** Brief **
In the listing below, find every line containing "个数据包" and copy it out.
## begin Records shown
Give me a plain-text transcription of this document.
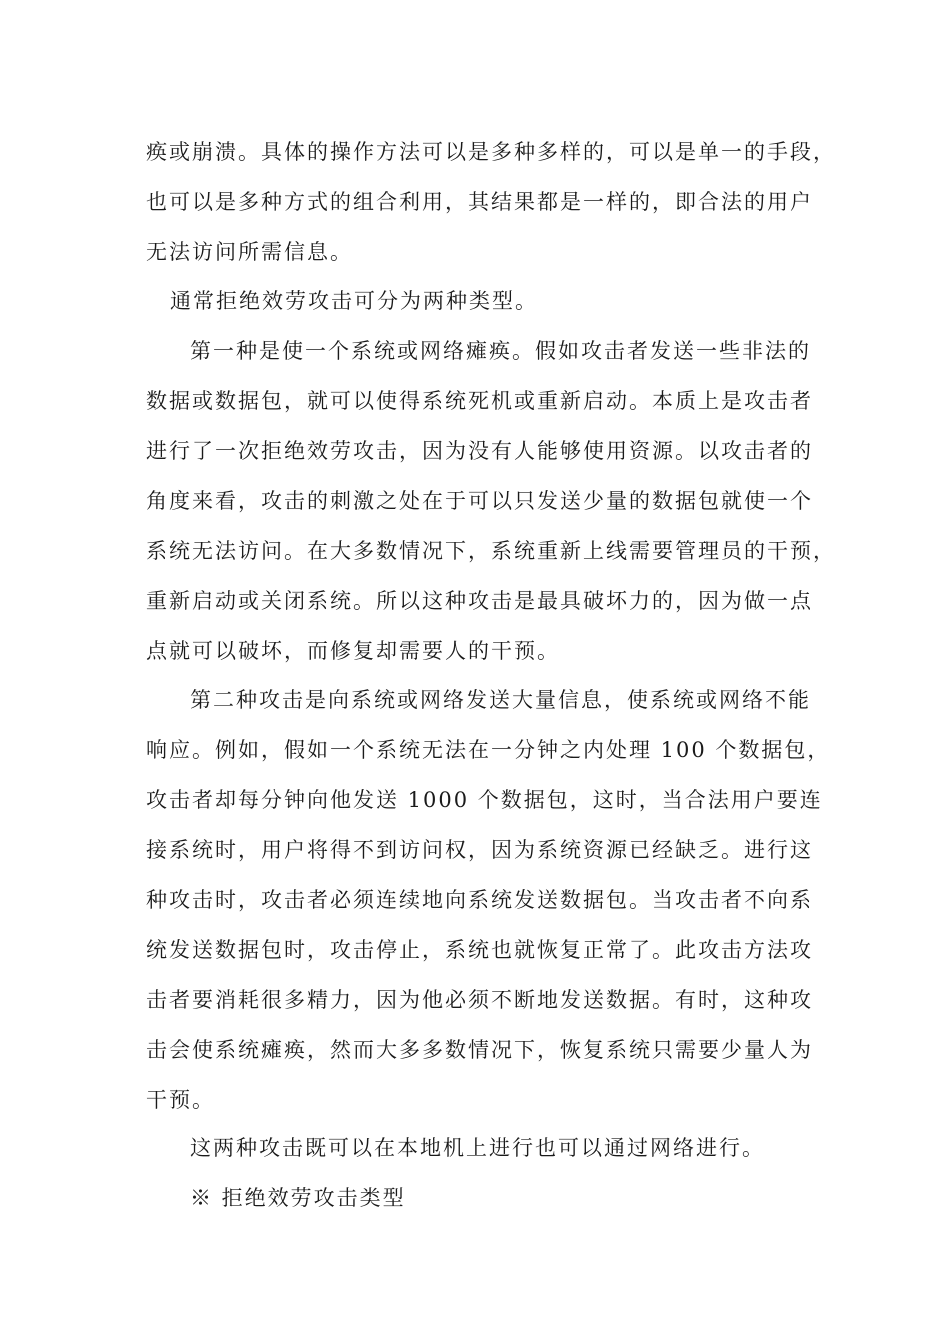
痪或崩溃。具体的操作方法可以是多种多样的，可以是单一的手段，
也可以是多种方式的组合利用，其结果都是一样的，即合法的用户
无法访问所需信息。
通常拒绝效劳攻击可分为两种类型。
第一种是使一个系统或网络瘫痪。假如攻击者发送一些非法的
数据或数据包，就可以使得系统死机或重新启动。本质上是攻击者
进行了一次拒绝效劳攻击，因为没有人能够使用资源。以攻击者的
角度来看，攻击的刺激之处在于可以只发送少量的数据包就使一个
系统无法访问。在大多数情况下，系统重新上线需要管理员的干预，
重新启动或关闭系统。所以这种攻击是最具破坏力的，因为做一点
点就可以破坏，而修复却需要人的干预。
第二种攻击是向系统或网络发送大量信息，使系统或网络不能
响应。例如，假如一个系统无法在一分钟之内处理 100 个数据包，
攻击者却每分钟向他发送 1000 个数据包，这时，当合法用户要连
接系统时，用户将得不到访问权，因为系统资源已经缺乏。进行这
种攻击时，攻击者必须连续地向系统发送数据包。当攻击者不向系
统发送数据包时，攻击停止，系统也就恢复正常了。此攻击方法攻
击者要消耗很多精力，因为他必须不断地发送数据。有时，这种攻
击会使系统瘫痪，然而大多多数情况下，恢复系统只需要少量人为
干预。
这两种攻击既可以在本地机上进行也可以通过网络进行。
※ 拒绝效劳攻击类型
## end Records shown
** Solved exercise **
响应。例如，假如一个系统无法在一分钟之内处理 100 个数据包，
攻击者却每分钟向他发送 1000 个数据包，这时，当合法用户要连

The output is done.